Pull out each line of the data that includes the word "girls".
— begin Data to use —
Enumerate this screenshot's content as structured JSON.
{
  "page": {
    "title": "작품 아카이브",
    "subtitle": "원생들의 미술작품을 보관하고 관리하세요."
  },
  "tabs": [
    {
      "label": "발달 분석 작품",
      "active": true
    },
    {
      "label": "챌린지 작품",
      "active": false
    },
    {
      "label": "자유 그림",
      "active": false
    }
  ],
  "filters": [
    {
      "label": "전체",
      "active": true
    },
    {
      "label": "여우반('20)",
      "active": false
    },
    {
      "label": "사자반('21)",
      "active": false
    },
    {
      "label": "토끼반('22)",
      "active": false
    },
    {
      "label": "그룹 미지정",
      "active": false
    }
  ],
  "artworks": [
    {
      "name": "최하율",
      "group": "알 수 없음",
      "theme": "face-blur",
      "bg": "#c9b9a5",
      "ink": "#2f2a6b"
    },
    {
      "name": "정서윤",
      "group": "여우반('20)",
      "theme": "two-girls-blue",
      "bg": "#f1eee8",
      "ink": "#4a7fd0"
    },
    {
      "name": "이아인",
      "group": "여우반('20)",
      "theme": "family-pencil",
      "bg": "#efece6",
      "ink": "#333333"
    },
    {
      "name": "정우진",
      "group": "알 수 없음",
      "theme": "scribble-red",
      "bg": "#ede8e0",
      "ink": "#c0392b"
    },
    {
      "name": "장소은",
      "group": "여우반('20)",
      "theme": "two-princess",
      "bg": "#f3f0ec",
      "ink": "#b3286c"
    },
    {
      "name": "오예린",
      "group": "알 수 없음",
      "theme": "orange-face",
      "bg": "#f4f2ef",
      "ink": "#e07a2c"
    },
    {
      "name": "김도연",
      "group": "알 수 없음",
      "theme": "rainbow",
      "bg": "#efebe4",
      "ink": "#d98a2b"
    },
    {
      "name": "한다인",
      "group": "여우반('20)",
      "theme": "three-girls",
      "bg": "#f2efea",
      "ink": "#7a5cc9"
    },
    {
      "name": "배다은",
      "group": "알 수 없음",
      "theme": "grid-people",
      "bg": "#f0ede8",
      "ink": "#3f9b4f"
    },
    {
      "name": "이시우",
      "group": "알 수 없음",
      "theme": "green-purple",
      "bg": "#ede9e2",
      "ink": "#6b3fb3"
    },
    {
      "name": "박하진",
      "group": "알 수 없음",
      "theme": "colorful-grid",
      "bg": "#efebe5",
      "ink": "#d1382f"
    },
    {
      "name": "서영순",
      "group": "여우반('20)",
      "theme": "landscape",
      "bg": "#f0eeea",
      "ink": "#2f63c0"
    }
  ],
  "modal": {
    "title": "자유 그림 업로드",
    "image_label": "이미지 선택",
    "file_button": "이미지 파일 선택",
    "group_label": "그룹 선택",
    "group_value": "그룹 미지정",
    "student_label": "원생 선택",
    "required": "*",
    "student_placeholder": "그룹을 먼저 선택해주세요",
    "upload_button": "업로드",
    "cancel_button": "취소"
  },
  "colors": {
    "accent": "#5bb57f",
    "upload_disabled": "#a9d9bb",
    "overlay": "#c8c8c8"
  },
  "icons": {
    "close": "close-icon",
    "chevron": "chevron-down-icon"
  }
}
— end Data to use —
■ **Task output**:
      "theme": "two-girls-blue",
      "theme": "three-girls",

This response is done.